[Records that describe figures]
====================

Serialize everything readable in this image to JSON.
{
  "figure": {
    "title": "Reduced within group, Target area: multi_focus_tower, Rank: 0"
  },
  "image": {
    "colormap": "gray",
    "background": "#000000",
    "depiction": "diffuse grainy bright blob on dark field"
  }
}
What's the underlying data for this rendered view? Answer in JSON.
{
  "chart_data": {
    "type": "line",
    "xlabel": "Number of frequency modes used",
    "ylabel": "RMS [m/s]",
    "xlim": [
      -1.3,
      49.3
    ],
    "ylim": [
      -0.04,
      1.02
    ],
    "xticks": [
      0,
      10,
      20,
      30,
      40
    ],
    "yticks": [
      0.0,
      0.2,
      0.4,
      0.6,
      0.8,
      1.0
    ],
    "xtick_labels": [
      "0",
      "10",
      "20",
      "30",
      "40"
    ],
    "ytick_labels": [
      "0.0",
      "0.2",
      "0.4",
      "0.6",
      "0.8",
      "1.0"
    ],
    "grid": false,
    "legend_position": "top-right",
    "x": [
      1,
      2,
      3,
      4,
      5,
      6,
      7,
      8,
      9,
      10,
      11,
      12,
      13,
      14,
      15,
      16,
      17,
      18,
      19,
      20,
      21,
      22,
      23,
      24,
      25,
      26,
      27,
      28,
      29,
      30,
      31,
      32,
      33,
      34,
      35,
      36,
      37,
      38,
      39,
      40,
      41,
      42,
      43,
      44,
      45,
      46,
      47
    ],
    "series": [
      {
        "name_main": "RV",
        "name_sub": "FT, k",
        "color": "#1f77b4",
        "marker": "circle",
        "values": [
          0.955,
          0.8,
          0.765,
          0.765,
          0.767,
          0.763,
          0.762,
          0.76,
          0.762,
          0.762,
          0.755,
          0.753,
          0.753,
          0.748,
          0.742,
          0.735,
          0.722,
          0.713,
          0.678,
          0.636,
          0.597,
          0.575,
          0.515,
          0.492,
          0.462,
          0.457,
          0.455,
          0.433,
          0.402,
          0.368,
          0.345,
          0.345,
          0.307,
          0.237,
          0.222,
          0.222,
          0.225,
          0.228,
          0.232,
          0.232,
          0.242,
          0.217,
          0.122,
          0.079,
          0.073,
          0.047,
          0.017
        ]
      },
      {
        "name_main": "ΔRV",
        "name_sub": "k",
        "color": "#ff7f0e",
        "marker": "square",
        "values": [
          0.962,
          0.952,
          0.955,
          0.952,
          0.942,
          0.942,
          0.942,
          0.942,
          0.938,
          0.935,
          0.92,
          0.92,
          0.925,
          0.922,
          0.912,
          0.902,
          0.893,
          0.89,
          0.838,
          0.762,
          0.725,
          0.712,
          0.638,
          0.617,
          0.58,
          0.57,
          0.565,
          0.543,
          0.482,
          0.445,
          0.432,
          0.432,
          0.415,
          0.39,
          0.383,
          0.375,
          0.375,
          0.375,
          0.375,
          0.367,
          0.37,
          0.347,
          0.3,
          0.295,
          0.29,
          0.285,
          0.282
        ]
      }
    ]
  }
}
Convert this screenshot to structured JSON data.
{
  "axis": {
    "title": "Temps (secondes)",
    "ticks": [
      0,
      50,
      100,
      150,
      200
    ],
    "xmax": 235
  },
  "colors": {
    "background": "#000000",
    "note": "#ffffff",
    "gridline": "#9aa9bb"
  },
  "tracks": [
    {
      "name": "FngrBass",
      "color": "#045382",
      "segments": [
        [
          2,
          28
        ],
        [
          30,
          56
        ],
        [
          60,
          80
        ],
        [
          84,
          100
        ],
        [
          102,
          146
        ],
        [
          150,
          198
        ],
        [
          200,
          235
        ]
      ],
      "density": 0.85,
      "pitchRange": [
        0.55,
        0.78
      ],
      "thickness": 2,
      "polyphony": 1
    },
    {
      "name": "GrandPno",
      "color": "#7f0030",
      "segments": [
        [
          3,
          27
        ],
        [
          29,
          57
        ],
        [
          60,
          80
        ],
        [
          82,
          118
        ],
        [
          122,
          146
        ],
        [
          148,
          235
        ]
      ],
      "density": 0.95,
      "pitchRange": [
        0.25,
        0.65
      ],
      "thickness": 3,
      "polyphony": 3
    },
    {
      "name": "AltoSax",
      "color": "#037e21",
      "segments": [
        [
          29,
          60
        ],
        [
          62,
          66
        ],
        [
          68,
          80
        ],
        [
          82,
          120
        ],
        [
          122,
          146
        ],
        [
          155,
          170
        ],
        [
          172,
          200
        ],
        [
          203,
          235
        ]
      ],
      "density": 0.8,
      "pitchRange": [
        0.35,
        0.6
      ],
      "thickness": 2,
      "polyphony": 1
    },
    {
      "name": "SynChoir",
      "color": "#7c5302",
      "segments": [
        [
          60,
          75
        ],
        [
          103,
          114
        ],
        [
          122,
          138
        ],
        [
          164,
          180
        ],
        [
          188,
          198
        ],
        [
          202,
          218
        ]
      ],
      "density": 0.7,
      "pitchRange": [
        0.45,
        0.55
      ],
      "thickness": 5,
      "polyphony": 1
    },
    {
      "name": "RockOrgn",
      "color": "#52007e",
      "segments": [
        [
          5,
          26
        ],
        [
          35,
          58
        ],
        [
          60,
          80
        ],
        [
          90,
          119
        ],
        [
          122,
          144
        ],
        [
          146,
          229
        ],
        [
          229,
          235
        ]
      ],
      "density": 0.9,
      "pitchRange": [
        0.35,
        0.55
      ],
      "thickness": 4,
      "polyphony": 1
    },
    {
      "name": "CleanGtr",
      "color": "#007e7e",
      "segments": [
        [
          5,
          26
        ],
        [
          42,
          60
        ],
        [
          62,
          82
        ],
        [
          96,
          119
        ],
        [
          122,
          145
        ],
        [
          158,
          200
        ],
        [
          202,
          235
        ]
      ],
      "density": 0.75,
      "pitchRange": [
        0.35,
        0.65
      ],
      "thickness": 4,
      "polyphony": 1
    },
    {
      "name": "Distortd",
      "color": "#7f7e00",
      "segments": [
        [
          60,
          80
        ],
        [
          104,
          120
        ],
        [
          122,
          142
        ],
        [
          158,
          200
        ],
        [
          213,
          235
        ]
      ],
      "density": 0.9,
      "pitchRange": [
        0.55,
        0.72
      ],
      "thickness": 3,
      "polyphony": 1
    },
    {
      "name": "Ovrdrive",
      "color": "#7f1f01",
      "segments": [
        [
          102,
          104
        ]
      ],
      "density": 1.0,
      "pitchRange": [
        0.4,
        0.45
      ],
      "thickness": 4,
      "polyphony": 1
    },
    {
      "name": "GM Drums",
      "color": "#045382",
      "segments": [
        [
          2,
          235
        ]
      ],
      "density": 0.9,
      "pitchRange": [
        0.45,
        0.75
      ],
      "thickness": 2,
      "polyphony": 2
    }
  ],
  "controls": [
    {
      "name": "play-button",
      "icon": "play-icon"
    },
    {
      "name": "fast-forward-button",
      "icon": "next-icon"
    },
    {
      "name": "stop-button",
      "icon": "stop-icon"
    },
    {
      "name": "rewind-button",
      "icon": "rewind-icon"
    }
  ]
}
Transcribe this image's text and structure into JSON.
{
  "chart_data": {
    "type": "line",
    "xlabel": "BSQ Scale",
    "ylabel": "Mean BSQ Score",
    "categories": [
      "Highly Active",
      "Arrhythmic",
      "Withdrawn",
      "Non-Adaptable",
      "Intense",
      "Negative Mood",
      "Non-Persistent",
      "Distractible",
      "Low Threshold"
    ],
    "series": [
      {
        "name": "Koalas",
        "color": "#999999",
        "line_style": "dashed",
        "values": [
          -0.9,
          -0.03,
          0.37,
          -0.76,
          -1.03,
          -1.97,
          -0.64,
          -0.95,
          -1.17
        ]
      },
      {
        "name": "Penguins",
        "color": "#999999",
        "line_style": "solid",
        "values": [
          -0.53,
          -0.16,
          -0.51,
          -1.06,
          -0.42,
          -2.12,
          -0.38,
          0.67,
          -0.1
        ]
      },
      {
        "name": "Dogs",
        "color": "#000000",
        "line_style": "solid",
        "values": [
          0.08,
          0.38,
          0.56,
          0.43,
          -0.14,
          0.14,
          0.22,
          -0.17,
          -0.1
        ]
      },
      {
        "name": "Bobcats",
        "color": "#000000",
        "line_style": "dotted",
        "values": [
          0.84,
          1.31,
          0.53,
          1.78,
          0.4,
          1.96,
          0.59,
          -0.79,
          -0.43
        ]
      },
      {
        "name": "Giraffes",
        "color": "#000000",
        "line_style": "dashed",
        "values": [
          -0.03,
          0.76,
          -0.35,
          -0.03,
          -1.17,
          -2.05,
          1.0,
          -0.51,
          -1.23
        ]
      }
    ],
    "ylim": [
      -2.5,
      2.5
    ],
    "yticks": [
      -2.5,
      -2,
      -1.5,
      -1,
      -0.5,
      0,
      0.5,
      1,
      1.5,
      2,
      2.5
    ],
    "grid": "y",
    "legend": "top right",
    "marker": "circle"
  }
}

====================

▶ To do: Only lines with the word "JSON" are wanted, so copy each one from the records.

▶ Expected output:
Serialize everything readable in this image to JSON.
What's the underlying data for this rendered view? Answer in JSON.
Convert this screenshot to structured JSON data.
Transcribe this image's text and structure into JSON.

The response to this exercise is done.